**EXERCISE TASK**: Copy each line containing the word "avatar" from the records that follow, please.

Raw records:
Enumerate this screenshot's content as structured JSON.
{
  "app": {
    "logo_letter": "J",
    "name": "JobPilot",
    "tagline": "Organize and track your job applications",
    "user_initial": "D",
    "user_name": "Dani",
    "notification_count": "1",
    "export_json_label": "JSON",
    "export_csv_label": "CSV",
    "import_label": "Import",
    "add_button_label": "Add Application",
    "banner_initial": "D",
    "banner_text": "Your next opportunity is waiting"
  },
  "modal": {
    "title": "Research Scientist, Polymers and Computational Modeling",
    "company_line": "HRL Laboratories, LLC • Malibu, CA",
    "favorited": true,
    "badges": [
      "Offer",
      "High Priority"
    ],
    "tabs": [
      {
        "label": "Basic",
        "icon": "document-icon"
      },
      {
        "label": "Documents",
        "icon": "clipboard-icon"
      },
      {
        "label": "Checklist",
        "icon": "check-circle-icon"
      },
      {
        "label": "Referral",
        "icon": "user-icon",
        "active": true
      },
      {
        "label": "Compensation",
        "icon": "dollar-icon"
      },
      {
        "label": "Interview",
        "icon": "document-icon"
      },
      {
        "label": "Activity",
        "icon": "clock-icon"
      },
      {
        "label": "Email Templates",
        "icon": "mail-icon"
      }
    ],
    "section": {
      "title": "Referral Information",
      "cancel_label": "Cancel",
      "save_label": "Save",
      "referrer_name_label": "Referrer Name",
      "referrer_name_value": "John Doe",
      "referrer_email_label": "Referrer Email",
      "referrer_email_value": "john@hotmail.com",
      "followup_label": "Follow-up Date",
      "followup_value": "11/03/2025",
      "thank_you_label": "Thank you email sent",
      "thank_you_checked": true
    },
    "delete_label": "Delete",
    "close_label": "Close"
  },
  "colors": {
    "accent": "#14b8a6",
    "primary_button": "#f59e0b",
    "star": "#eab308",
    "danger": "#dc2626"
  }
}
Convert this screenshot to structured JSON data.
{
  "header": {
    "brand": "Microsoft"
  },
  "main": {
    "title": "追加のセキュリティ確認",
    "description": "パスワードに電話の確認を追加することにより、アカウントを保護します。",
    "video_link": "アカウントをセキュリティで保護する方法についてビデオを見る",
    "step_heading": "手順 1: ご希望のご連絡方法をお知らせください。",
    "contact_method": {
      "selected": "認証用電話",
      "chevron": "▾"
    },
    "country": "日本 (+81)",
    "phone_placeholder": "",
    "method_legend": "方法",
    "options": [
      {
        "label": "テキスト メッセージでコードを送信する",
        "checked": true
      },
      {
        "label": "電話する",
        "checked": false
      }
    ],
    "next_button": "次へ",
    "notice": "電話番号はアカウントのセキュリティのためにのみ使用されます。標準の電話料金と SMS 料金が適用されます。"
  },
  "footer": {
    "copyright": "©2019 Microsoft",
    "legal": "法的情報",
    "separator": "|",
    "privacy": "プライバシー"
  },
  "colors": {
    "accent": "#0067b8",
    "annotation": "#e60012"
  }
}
* * *
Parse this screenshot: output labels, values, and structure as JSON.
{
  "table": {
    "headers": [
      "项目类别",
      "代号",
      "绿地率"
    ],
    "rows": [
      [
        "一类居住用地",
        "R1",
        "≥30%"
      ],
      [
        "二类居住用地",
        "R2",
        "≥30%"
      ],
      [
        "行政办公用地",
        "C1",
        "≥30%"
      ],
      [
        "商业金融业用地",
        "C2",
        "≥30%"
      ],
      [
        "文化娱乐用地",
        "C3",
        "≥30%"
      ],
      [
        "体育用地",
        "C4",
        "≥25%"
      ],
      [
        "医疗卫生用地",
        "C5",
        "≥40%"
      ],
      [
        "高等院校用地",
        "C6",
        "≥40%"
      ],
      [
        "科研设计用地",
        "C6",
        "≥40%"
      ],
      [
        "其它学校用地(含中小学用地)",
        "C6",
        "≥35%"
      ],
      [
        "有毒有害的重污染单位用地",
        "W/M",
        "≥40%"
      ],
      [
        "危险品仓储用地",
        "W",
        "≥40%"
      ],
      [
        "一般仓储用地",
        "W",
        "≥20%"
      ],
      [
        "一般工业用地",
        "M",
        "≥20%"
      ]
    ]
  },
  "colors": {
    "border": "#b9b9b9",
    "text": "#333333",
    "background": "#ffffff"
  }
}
...
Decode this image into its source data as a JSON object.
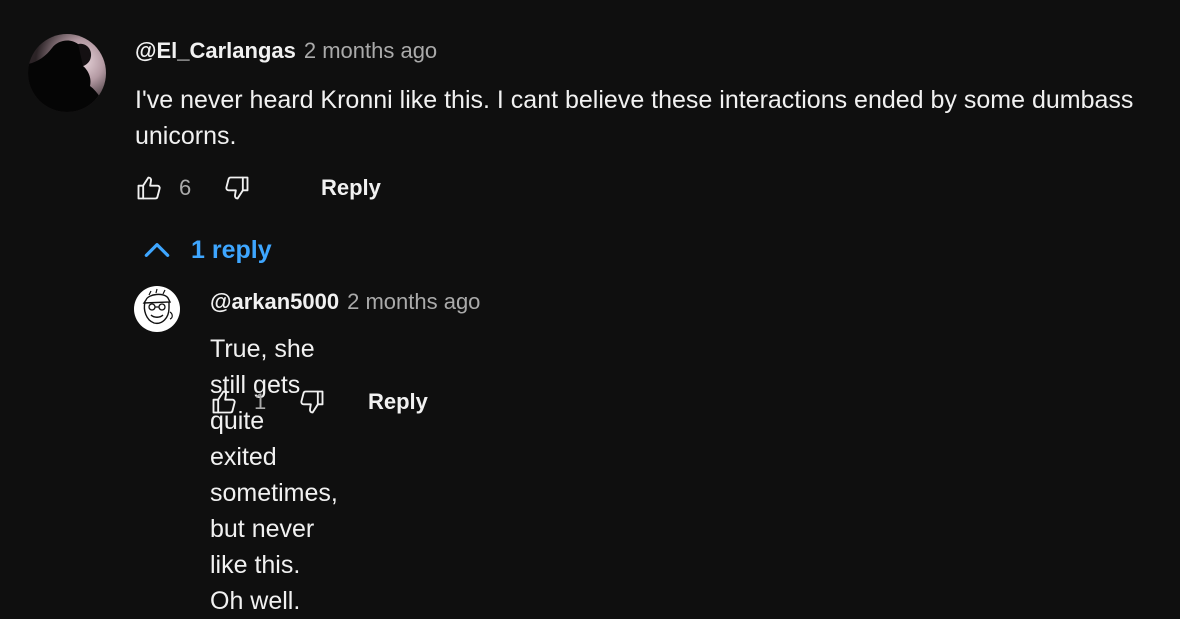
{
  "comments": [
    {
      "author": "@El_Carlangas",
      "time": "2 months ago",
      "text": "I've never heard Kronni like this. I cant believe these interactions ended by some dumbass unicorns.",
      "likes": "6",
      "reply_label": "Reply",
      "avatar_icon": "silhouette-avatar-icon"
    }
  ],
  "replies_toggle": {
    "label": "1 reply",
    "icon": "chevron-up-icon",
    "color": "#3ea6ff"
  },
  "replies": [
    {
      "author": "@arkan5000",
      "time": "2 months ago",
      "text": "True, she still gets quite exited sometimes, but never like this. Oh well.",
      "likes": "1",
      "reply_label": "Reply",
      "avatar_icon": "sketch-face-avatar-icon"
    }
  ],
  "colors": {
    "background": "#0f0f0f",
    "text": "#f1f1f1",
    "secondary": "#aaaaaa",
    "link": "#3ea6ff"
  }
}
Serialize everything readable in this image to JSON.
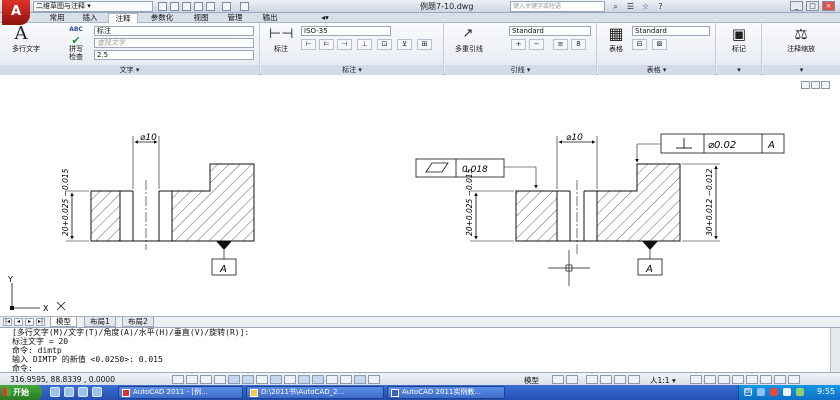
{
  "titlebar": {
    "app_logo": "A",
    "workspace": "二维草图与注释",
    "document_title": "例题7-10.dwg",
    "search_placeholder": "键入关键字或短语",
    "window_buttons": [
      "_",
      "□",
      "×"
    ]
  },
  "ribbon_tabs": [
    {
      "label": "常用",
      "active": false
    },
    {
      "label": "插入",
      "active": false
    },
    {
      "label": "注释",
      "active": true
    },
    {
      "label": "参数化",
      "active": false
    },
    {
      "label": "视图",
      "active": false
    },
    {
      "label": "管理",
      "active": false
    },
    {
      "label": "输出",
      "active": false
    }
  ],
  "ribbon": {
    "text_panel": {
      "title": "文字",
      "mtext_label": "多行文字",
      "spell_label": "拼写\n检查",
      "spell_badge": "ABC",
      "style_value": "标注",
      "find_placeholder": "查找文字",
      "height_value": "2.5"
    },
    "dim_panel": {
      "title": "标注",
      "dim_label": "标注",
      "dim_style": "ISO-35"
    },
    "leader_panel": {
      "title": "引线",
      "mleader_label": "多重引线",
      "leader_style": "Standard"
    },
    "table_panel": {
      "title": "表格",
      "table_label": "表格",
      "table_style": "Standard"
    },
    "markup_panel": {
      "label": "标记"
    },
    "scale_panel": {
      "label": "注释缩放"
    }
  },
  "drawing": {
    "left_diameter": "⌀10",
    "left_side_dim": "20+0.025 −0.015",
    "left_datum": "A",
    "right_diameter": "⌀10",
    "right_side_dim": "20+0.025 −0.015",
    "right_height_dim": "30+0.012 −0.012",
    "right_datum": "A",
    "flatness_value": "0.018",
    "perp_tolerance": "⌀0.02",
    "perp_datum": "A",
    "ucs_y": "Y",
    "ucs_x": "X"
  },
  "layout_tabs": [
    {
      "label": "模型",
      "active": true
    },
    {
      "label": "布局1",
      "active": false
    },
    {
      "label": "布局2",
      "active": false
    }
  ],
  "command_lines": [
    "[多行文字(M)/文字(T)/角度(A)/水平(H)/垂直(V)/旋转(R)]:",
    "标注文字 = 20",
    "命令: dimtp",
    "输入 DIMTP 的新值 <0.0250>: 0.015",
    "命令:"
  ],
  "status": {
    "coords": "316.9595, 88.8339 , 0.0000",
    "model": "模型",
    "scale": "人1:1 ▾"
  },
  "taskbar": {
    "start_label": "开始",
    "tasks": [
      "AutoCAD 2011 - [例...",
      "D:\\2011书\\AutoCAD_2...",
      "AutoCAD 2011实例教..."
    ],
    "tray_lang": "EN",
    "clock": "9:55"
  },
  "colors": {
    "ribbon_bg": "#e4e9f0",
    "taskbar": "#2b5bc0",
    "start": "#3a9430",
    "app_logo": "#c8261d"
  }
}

**TASK RESULT**:
      "avatar_icon": "silhouette-avatar-icon"
      "avatar_icon": "sketch-face-avatar-icon"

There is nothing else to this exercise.